[Haskell-cafe] automatically deriving Map and Filter on datatypes
etc.
Miguel Mitrofanov
miguelimo38 at yandex.ru
Thu Jun 5 04:49:06 EDT 2008
It can be even worse:
data X a b = X (X b a -> b)
Here (X a) is certainly a functor, but the implementation must also
act on "a" contravariantly:
mapX :: (a -> a') -> X a' b -> X a b
mapX f (X h) = X $ h . fmap f
instance Functor (X a) where fmap f (X h) = X $ f . h . mapX f
On 5 Jun 2008, at 12:39, Thomas Davie wrote:
> Even deriving an instance of Functor seems rather implausable, what
> should it do for
>
> data Wierd a b = Nil | A a (Wierd a b) | B b (Wierd a b)

Set of tasks
#1 Answer these questions using the mailing-list post on deriving Functor:
(a) What email address is listed for the sender?
(b) What type signature does the post give for mapX?
(c) At what time on 5 Jun 2008 did Thomas Davie write the quoted message?
#2 Continue the mailing-list post on deriving Functor from where it stops.

[Records]

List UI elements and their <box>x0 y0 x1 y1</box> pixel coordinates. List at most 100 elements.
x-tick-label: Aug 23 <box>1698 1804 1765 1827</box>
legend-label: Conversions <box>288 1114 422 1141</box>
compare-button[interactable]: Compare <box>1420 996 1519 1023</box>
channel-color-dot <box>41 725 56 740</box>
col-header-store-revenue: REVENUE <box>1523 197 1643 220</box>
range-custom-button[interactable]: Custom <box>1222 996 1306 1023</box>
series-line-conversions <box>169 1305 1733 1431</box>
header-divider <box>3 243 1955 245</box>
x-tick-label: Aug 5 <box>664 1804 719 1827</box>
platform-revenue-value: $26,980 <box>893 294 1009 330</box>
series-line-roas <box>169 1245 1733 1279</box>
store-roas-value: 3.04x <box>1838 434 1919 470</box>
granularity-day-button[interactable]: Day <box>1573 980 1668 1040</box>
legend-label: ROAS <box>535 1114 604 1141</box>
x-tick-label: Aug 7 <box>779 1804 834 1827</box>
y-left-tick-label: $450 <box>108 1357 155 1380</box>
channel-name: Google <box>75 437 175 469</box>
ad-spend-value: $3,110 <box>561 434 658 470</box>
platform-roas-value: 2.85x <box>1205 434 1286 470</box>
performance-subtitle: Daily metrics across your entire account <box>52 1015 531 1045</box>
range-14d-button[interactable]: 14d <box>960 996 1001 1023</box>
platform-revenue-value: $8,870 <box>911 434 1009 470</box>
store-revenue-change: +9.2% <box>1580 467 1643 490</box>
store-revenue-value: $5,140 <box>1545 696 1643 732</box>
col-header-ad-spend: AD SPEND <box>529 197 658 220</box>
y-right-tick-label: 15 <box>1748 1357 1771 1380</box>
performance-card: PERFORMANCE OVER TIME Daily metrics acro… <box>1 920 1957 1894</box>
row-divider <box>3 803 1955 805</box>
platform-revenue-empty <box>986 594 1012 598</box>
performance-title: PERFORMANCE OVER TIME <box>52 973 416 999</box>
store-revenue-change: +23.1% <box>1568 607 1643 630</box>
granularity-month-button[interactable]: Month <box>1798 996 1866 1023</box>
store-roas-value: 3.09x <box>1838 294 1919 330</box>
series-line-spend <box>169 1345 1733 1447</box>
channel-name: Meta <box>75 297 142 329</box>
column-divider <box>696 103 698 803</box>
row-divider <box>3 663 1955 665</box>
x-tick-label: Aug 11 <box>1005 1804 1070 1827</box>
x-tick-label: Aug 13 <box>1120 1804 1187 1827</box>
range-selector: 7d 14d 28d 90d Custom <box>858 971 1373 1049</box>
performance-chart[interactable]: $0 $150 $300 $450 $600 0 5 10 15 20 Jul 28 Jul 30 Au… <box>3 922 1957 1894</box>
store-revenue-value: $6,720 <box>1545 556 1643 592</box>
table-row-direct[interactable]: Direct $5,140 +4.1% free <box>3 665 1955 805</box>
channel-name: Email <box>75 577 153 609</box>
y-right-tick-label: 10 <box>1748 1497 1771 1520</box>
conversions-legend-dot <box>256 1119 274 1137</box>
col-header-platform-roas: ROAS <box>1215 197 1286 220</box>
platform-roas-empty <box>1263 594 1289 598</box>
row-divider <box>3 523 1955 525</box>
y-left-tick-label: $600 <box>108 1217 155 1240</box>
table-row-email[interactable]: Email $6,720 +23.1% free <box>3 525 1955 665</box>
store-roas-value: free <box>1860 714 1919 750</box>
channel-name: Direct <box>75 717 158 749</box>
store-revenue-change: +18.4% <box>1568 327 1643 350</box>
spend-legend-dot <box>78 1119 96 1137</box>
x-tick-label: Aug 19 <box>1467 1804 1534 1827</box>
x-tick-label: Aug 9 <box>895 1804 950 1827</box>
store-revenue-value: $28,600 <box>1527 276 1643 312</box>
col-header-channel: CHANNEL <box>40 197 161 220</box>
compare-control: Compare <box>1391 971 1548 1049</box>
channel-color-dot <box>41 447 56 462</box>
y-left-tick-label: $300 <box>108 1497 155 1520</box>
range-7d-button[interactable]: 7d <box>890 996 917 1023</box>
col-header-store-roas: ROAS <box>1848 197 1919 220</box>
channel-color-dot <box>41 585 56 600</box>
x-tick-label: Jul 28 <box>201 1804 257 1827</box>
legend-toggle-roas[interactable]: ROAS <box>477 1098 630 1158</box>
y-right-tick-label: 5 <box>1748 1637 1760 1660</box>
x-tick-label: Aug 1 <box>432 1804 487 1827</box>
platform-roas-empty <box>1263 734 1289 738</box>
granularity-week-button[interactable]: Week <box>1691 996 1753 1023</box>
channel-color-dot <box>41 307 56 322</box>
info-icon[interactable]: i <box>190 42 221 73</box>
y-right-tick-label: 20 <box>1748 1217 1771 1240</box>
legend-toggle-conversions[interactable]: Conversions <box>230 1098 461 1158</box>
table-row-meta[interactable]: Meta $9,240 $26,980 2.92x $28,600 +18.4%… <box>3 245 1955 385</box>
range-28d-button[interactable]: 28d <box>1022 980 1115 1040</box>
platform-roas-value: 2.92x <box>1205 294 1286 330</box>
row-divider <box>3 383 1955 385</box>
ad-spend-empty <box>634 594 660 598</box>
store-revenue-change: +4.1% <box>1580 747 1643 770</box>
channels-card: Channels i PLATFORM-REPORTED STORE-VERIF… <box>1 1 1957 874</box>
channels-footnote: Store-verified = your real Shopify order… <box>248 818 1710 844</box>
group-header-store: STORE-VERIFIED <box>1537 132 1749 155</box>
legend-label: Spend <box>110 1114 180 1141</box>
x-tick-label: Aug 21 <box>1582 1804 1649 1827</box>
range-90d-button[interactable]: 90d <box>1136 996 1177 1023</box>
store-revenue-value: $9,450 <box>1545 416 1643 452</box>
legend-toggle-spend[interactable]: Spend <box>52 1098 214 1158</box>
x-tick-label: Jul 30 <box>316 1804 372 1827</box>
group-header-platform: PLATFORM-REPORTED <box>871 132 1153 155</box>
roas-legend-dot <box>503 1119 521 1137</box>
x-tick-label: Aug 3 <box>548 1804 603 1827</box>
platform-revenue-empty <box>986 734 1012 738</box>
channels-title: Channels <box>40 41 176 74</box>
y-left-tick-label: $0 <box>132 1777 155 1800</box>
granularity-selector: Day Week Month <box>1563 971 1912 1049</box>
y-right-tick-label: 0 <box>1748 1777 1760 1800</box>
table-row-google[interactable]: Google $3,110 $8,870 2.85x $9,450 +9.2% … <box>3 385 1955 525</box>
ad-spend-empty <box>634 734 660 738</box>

Written answers
#1
(a) miguelimo38 at yandex.ru
(b) mapX :: (a -> a') -> X a' b -> X a b
(c) 12:39

#2
>
> Should fmap's function argument operate on 'a's, 'b's, or both?
>
> Bob
>
> On 5 Jun 2008, at 10:28, Miguel Mitrofanov wrote:
>
>> Well, it's certainly not possible for "filter", at least, not
>> without additional hints to the compiler. For example, consider
>> this type:
>>
>> data Weird a = A | B a (Weird a) (Weird a)
>>
>> filter p A = A
>> filter p (B x w1 w2) | p x = B x (filter p w1) (filter p w2)
>> | otherwise = ?????
>>
>> On 5 Jun 2008, at 12:03, Cetin Sert wrote:
>>
>>> Hi ^_^,
>>>
>>> Let's say we have the following data type and functions:
>>> data Tab a = (:↺:)
>>>
>>> | a :↓: Tab a
>>> | Tab a :↙↘: (Tab a,Tab a)
>>> deriving (Eq, Show, Read)
>>>
>>> map f (:↺:) = (:↺:)
>>> map f (a :↓: t) = f a :↓: map f t
>>> map f (h :↙↘: (l,r)) = map f h :↙↘: (map f l, map f r)
>>>
>>>
>>> filter p (:↺:) = (:↺:)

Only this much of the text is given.